Task brief: Produce a verbatim copy of the entries listed below.

**** Recorded data ****

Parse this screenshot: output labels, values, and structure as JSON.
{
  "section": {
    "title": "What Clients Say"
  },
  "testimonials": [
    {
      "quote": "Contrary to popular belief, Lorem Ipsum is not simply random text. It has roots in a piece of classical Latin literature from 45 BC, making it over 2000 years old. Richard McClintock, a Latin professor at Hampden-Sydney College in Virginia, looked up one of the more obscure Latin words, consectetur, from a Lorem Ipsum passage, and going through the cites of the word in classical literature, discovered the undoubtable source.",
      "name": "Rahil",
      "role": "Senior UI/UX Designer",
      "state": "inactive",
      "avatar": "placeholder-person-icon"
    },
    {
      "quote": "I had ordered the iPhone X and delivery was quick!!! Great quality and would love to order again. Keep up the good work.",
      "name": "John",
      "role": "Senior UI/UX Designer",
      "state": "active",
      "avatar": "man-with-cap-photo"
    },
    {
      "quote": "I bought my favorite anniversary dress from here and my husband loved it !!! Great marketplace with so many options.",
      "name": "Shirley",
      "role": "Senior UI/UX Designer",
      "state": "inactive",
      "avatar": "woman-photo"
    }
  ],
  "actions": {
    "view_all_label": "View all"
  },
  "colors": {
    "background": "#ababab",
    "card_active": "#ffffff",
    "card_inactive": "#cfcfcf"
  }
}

****

Exercise output:
Parse this screenshot: output labels, values, and structure as JSON.
{
  "section": {
    "title": "What Clients Say"
  },
  "testimonials": [
    {
      "quote": "Contrary to popular belief, Lorem Ipsum is not simply random text. It has roots in a piece of classical Latin literature from 45 BC, making it over 2000 years old. Richard McClintock, a Latin professor at Hampden-Sydney College in Virginia, looked up one of the more obscure Latin words, consectetur, from a Lorem Ipsum passage, and going through the cites of the word in classical literature, discovered the undoubtable source.",
      "name": "Rahil",
      "role": "Senior UI/UX Designer",
      "state": "inactive",
      "avatar": "placeholder-person-icon"
    },
    {
      "quote": "I had ordered the iPhone X and delivery was quick!!! Great quality and would love to order again. Keep up the good work.",
      "name": "John",
      "role": "Senior UI/UX Designer",
      "state": "active",
      "avatar": "man-with-cap-photo"
    },
    {
      "quote": "I bought my favorite anniversary dress from here and my husband loved it !!! Great marketplace with so many options.",
      "name": "Shirley",
      "role": "Senior UI/UX Designer",
      "state": "inactive",
      "avatar": "woman-photo"
    }
  ],
  "actions": {
    "view_all_label": "View all"
  },
  "colors": {
    "background": "#ababab",
    "card_active": "#ffffff",
    "card_inactive": "#cfcfcf"
  }
}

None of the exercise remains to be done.